• **DATASET RECORDS**:
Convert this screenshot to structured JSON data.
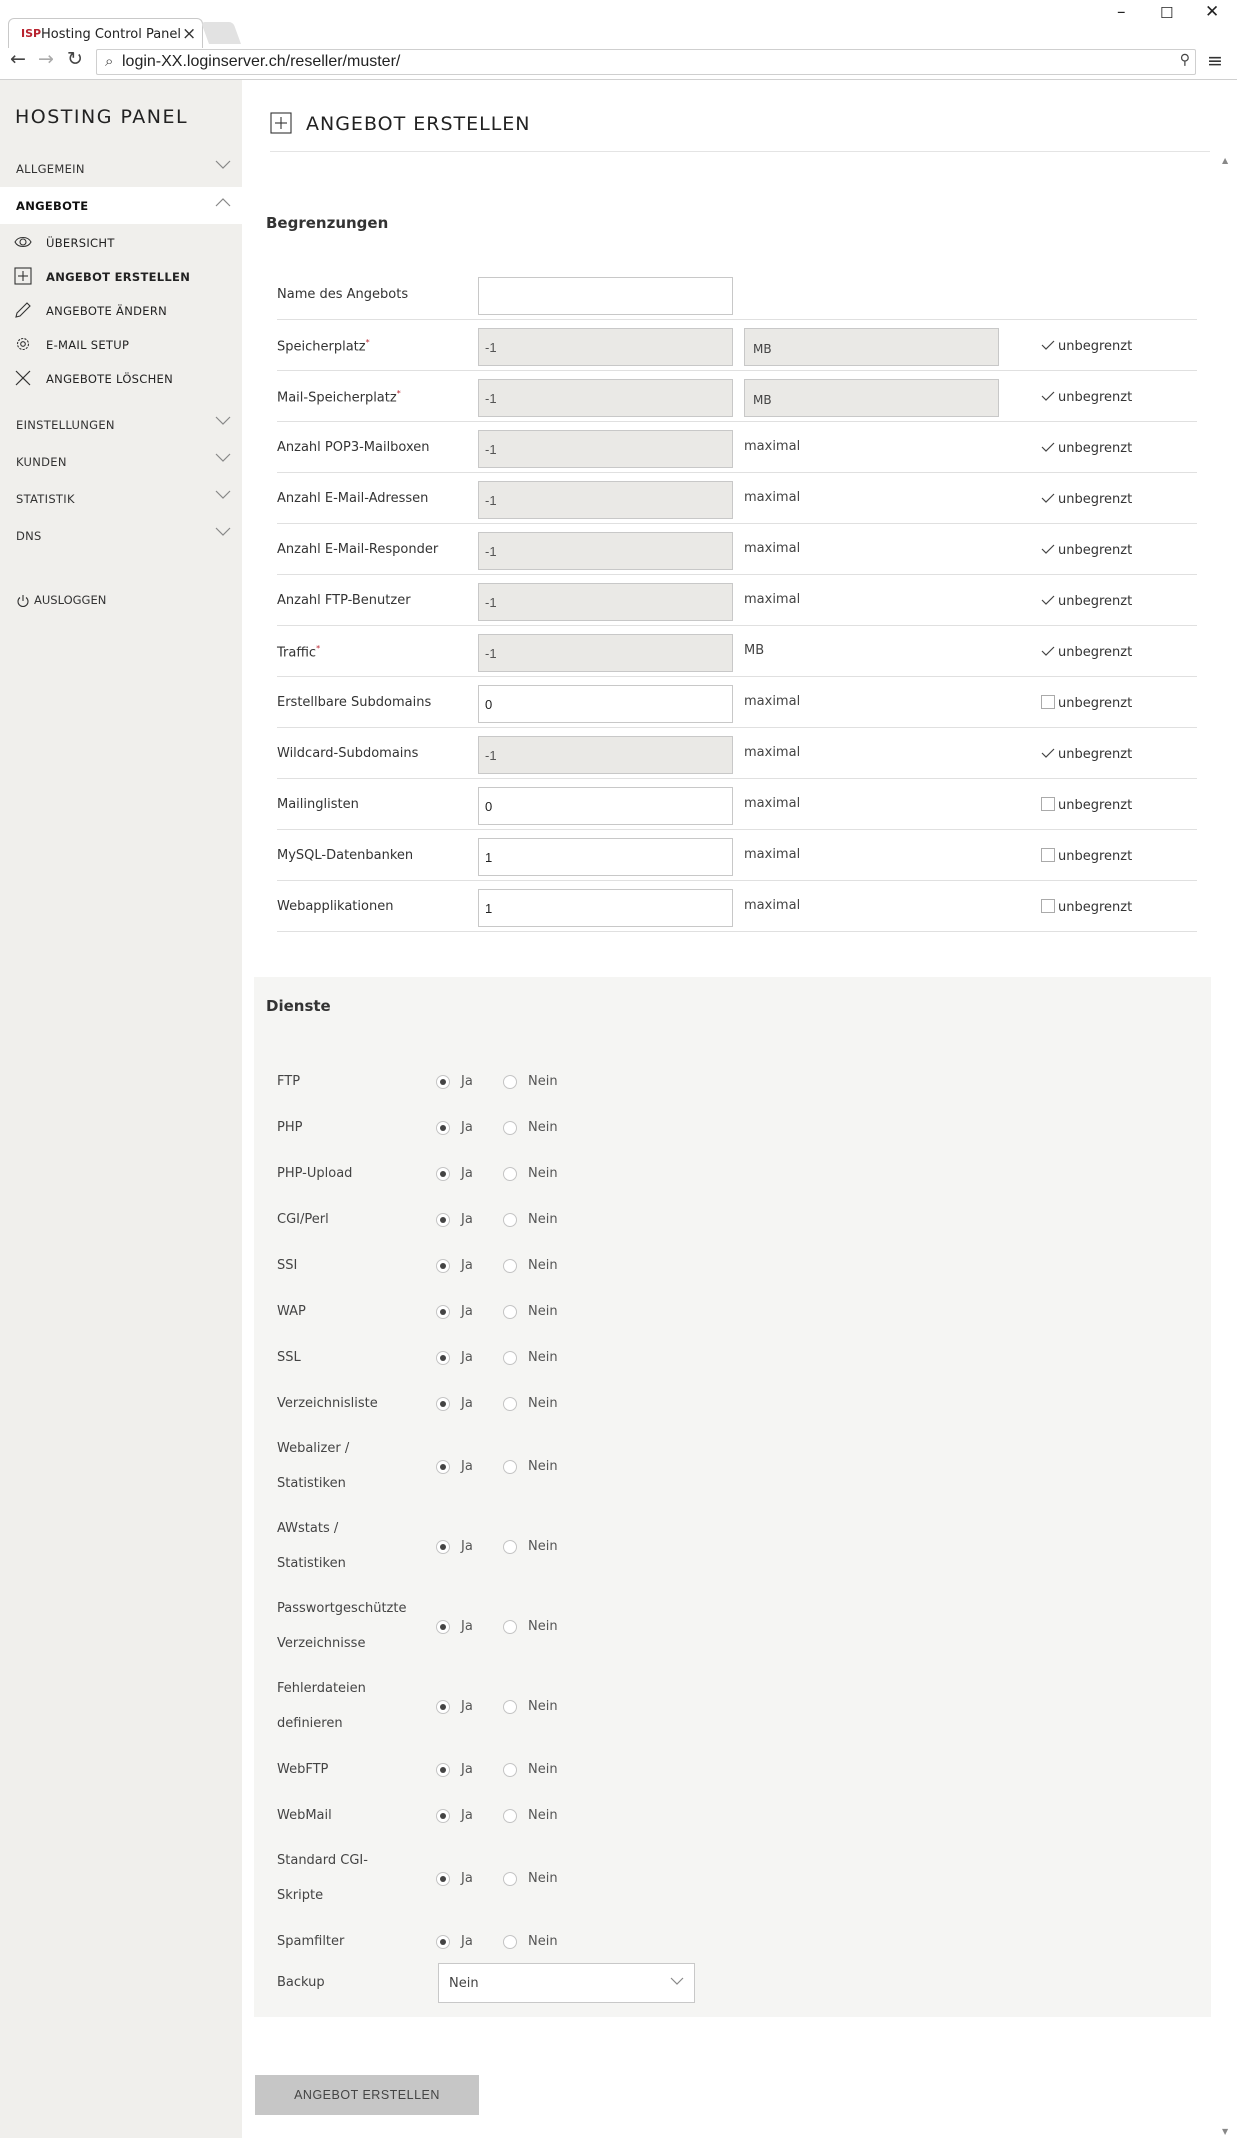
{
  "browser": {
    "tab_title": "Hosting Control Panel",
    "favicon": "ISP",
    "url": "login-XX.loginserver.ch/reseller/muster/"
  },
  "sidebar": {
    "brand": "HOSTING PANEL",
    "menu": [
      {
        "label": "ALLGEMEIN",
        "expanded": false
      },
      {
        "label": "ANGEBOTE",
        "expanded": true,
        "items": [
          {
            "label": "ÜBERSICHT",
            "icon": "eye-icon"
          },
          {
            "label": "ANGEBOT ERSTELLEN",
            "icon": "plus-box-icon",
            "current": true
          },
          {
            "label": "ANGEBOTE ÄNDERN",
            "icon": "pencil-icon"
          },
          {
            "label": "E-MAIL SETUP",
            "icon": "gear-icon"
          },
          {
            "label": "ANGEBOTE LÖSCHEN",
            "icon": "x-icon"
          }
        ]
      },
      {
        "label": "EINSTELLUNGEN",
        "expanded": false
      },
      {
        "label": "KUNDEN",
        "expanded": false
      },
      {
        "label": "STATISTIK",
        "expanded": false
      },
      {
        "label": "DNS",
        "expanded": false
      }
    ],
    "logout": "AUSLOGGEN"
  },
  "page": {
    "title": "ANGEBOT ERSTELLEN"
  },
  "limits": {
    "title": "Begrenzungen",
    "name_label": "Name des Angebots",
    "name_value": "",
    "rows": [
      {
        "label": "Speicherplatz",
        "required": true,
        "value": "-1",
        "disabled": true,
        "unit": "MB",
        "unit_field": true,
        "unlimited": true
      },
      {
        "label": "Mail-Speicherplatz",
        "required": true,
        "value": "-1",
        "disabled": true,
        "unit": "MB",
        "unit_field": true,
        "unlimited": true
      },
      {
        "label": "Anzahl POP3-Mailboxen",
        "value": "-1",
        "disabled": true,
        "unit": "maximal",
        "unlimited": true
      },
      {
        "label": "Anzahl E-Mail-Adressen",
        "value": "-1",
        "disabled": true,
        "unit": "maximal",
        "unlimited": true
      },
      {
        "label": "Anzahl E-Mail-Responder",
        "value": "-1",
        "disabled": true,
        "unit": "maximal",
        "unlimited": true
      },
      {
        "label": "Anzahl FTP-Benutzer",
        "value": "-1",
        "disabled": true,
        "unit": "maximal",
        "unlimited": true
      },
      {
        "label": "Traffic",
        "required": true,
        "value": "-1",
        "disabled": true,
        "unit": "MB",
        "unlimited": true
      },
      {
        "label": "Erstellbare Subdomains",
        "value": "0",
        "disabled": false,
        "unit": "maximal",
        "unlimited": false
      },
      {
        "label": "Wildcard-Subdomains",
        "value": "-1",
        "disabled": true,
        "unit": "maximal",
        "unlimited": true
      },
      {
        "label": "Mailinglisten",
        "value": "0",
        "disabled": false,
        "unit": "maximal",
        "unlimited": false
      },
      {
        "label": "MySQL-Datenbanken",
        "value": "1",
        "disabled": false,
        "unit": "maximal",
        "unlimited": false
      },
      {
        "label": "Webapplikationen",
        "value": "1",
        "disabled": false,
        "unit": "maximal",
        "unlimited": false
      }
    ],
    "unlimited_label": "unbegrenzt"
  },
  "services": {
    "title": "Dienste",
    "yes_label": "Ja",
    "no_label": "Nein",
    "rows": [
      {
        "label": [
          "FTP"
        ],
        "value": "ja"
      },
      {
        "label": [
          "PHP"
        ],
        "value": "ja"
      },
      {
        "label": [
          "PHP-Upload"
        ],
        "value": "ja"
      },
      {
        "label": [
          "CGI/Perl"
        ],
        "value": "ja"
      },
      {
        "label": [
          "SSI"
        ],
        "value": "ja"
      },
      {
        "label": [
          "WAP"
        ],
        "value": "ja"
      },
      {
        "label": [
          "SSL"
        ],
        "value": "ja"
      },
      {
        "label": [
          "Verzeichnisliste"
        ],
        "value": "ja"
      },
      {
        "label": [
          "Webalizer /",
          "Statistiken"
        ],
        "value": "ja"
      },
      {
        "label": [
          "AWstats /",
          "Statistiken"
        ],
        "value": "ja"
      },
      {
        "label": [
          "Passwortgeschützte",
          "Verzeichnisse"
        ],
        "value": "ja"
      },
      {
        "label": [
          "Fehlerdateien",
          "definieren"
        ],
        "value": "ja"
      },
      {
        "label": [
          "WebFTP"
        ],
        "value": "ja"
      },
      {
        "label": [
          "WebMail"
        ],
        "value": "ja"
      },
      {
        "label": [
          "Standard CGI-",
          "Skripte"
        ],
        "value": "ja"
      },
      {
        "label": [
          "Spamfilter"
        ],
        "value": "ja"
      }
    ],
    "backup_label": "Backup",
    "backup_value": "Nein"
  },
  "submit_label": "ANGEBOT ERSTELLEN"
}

--

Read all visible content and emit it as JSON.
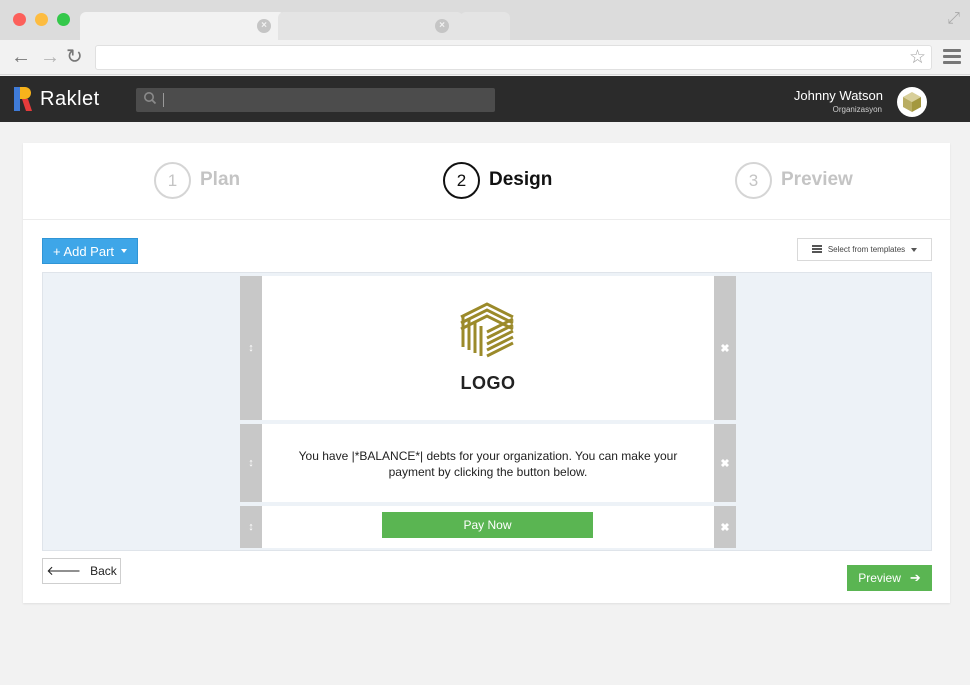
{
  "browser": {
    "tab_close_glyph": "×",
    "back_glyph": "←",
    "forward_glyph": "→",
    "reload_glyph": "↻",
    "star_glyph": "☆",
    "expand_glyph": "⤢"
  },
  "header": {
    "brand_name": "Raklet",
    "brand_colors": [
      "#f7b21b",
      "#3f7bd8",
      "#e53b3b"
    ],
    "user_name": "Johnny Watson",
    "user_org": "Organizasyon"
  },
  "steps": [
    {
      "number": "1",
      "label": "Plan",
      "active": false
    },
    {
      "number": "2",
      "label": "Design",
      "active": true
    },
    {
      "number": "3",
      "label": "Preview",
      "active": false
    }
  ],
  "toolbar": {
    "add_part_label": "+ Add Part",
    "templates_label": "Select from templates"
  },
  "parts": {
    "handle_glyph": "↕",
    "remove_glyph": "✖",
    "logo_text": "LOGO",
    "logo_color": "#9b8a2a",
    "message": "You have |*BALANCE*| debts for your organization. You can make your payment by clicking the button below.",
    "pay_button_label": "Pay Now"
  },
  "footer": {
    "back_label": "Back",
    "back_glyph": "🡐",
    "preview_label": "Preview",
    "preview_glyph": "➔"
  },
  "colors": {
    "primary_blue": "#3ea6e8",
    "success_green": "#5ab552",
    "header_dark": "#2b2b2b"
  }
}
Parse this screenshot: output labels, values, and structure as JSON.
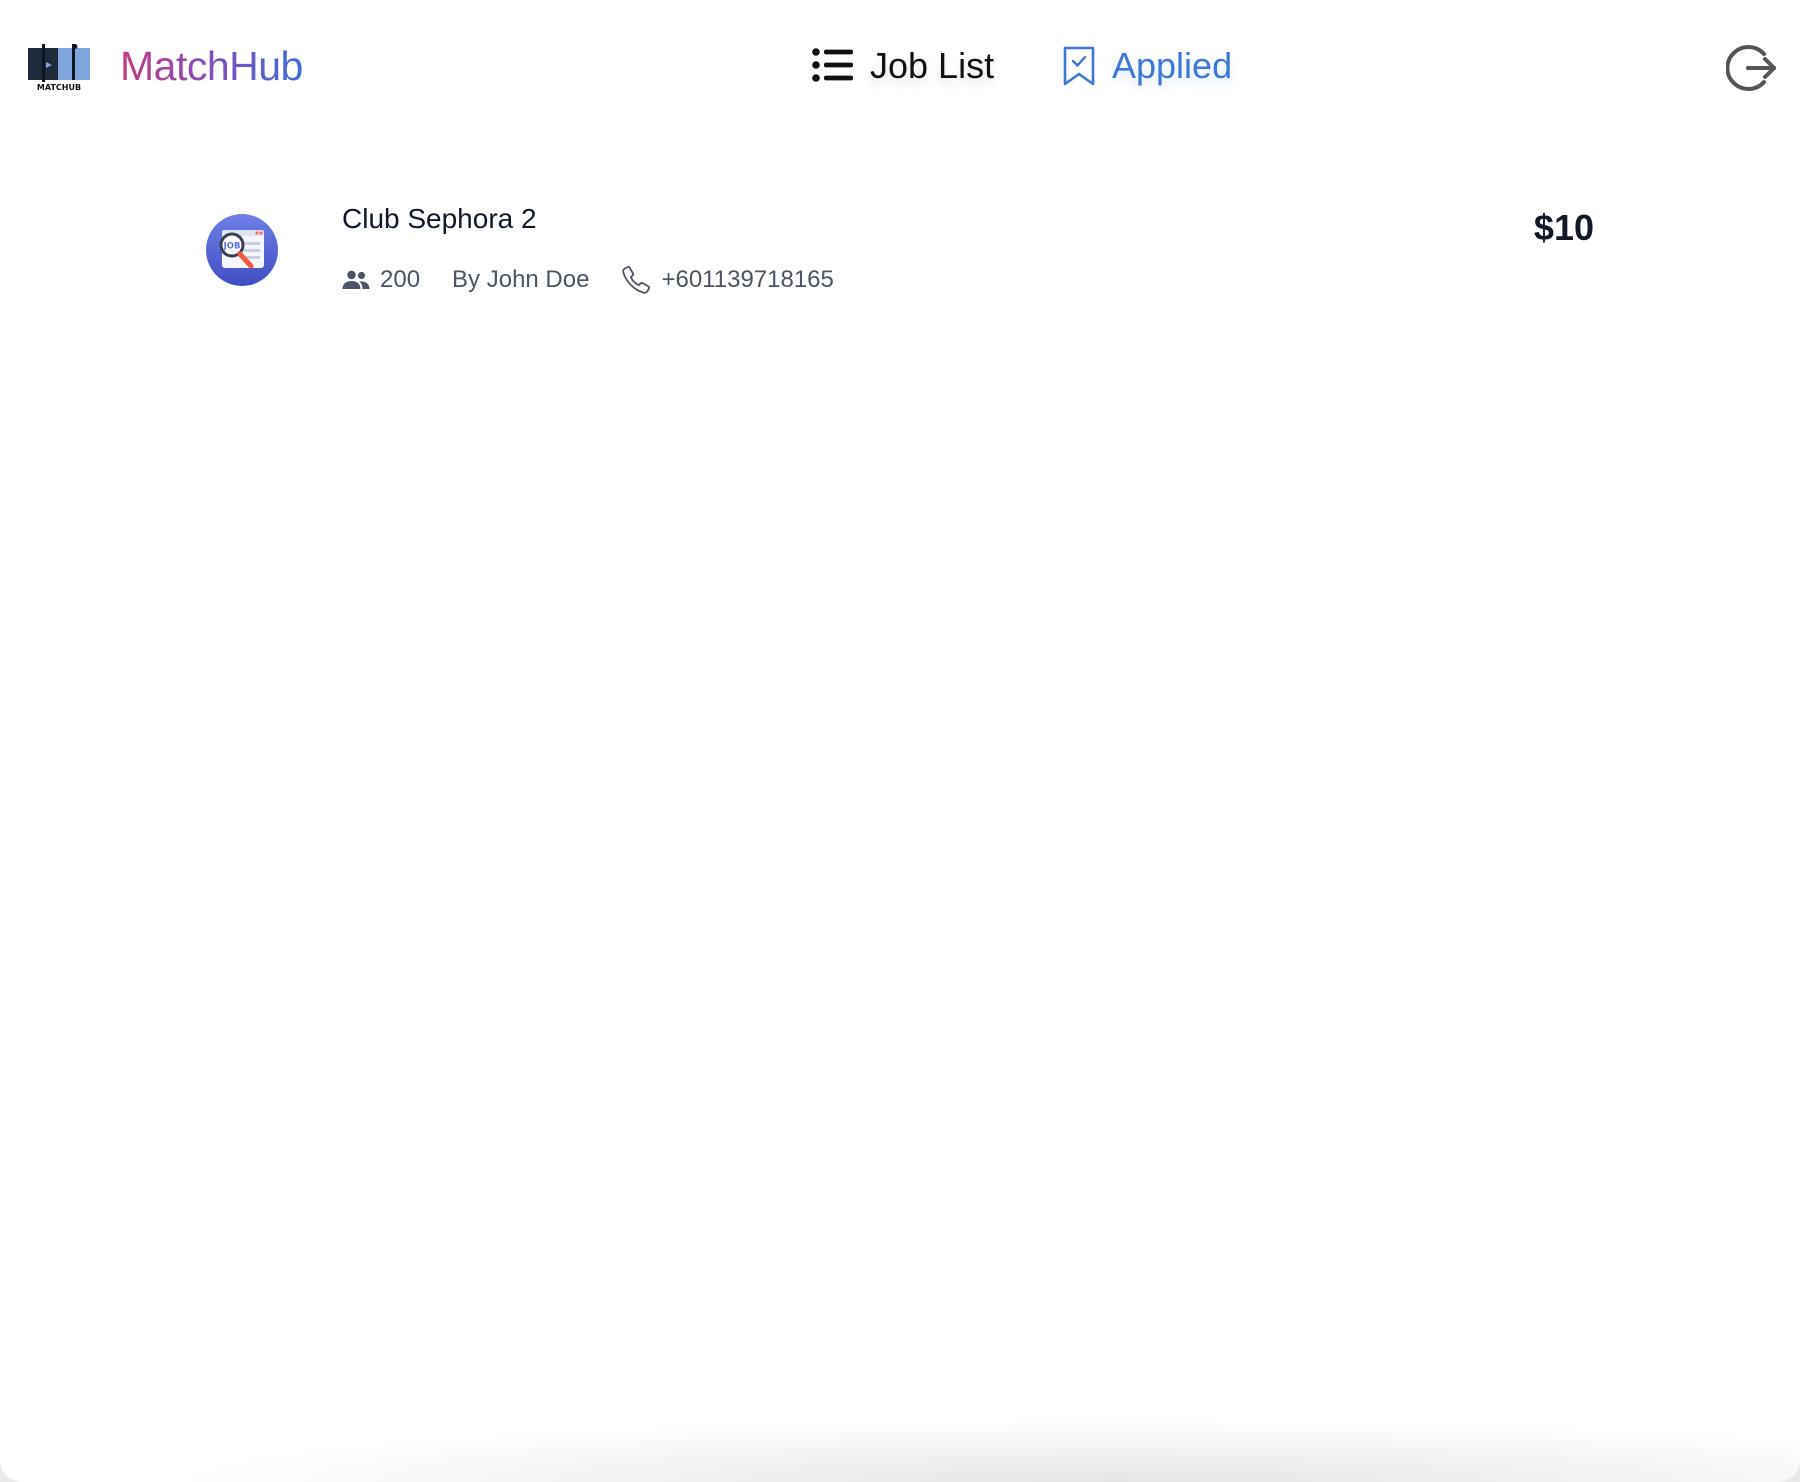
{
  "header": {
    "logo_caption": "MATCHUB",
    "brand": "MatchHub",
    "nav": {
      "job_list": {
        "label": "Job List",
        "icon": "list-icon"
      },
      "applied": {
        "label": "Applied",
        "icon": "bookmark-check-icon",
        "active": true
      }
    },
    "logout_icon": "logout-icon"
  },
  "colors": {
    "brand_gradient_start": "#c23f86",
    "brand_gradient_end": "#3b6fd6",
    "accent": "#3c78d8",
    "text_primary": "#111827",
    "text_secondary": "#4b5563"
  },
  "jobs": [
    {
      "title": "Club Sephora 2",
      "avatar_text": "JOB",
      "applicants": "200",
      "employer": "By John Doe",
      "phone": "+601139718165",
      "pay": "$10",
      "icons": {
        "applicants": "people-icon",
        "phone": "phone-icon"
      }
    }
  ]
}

• **WHAT IS EXPECTED**: List all lines in the material containing the string "this".

• **COMPLETE ANSWER**:
Convert this screenshot to structured JSON data.
Parse this screenshot: output labels, values, and structure as JSON.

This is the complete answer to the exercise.